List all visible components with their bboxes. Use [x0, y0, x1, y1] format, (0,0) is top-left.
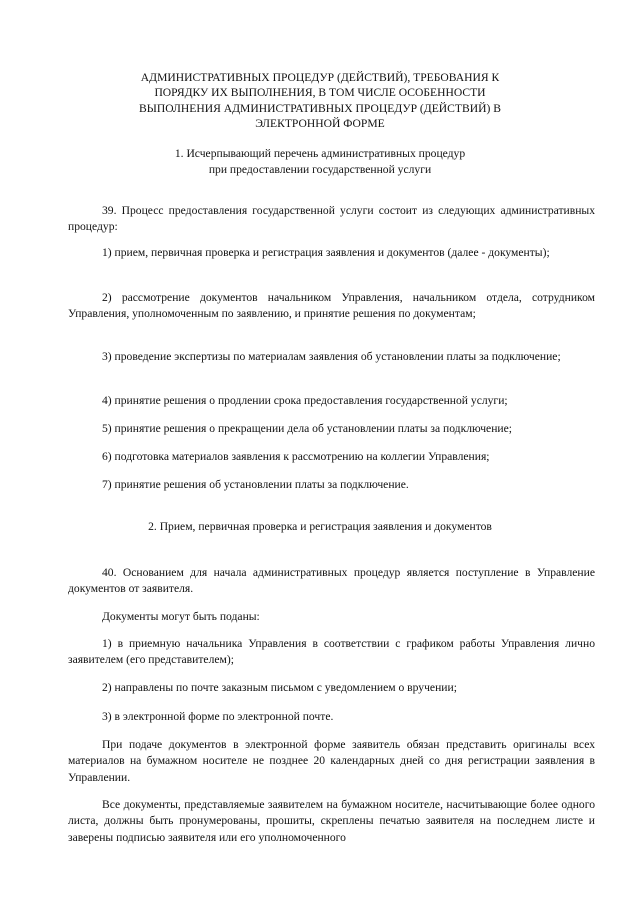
submission-item-1: 1) в приемную начальника Управления в соответствии с графиком работы Управления лично заявителем (его представителем); — [68, 637, 595, 667]
paragraph-40: 40. Основанием для начала административных процедур является поступление в Управление документов от заявителя. — [68, 566, 595, 596]
list-item-2: 2) рассмотрение документов начальником Управления, начальником отдела, сотрудником Управления, уполномоченным по заявлению, и принятие решения по документам; — [68, 291, 595, 321]
document-heading — [60, 70, 580, 132]
heading-line: ЭЛЕКТРОННОЙ ФОРМЕ — [255, 117, 385, 131]
submission-item-3: 3) в электронной форме по электронной почте. — [102, 710, 334, 723]
section-1-title-line: при предоставлении государственной услуги — [208, 163, 432, 176]
paragraph-39: 39. Процесс предоставления государственной услуги состоит из следующих административных процедур: — [68, 204, 595, 234]
heading-line: ПОРЯДКУ ИХ ВЫПОЛНЕНИЯ, В ТОМ ЧИСЛЕ ОСОБЕННОСТИ — [154, 86, 486, 100]
section-1-title-line: 1. Исчерпывающий перечень административных процедур — [174, 147, 466, 160]
paragraph-paper-documents: Все документы, представляемые заявителем на бумажном носителе, насчитывающие более одного листа, должны быть пронумерованы, прошиты, скреплены печатью заявителя на последнем листе и заверены подписью заявителя или его уполномоченного — [68, 798, 595, 844]
section-2-title: 2. Прием, первичная проверка и регистрация заявления и документов — [148, 520, 492, 533]
list-item-3: 3) проведение экспертизы по материалам заявления об установлении платы за подключение; — [102, 350, 561, 363]
heading-line: ВЫПОЛНЕНИЯ АДМИНИСТРАТИВНЫХ ПРОЦЕДУР (ДЕЙСТВИЙ) В — [139, 101, 501, 115]
list-item-6: 6) подготовка материалов заявления к рассмотрению на коллегии Управления; — [102, 450, 490, 463]
list-item-5: 5) принятие решения о прекращении дела об установлении платы за подключение; — [102, 422, 512, 435]
paragraph-documents-submitted: Документы могут быть поданы: — [102, 610, 260, 623]
paragraph-electronic-originals: При подаче документов в электронной форме заявитель обязан представить оригиналы всех материалов на бумажном носителе не позднее 20 календарных дней со дня регистрации заявления в Управлении. — [68, 738, 595, 784]
list-item-4: 4) принятие решения о продлении срока предоставления государственной услуги; — [102, 394, 508, 407]
list-item-7: 7) принятие решения об установлении платы за подключение. — [102, 478, 409, 491]
submission-item-2: 2) направлены по почте заказным письмом с уведомлением о вручении; — [102, 681, 457, 694]
heading-line: АДМИНИСТРАТИВНЫХ ПРОЦЕДУР (ДЕЙСТВИЙ), ТРЕБОВАНИЯ К — [140, 71, 500, 84]
list-item-1: 1) прием, первичная проверка и регистрация заявления и документов (далее - документы); — [102, 246, 550, 259]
= = = =
Exercise aim
Please render everything in the listing from the line containing "submission-item-1: 1) в" down to the line containing "list-item-6: 6) подготовка", both included, as a Markdown table with the columns Number and Record line, skipping any blank lines.

Answer
| Number | Record line |
|---|---|
| 1 | submission-item-1: 1) в приемную начальника Управления в соответствии с графиком работы Управления лично заявителем (его представителем); — [68, 637, 595, 667] |
| 2 | paragraph-40: 40. Основанием для начала административных процедур является поступление в Управление документов от заявителя. — [68, 566, 595, 596] |
| 3 | list-item-2: 2) рассмотрение документов начальником Управления, начальником отдела, сотрудником Управления, уполномоченным по заявлению, и принятие решения по документам; — [68, 291, 595, 321] |
| 4 | document-heading — [60, 70, 580, 132] |
| 5 | heading-line: ЭЛЕКТРОННОЙ ФОРМЕ — [255, 117, 385, 131] |
| 6 | submission-item-3: 3) в электронной форме по электронной почте. — [102, 710, 334, 723] |
| 7 | section-1-title-line: при предоставлении государственной услуги — [208, 163, 432, 176] |
| 8 | paragraph-39: 39. Процесс предоставления государственной услуги состоит из следующих административных процедур: — [68, 204, 595, 234] |
| 9 | heading-line: ПОРЯДКУ ИХ ВЫПОЛНЕНИЯ, В ТОМ ЧИСЛЕ ОСОБЕННОСТИ — [154, 86, 486, 100] |
| 10 | section-1-title-line: 1. Исчерпывающий перечень административных процедур — [174, 147, 466, 160] |
| 11 | paragraph-paper-documents: Все документы, представляемые заявителем на бумажном носителе, насчитывающие более одного листа, должны быть пронумерованы, прошиты, скреплены печатью заявителя на последнем листе и заверены подписью заявителя или его уполномоченного — [68, 798, 595, 844] |
| 12 | section-2-title: 2. Прием, первичная проверка и регистрация заявления и документов — [148, 520, 492, 533] |
| 13 | list-item-3: 3) проведение экспертизы по материалам заявления об установлении платы за подключение; — [102, 350, 561, 363] |
| 14 | heading-line: ВЫПОЛНЕНИЯ АДМИНИСТРАТИВНЫХ ПРОЦЕДУР (ДЕЙСТВИЙ) В — [139, 101, 501, 115] |
| 15 | list-item-6: 6) подготовка материалов заявления к рассмотрению на коллегии Управления; — [102, 450, 490, 463] |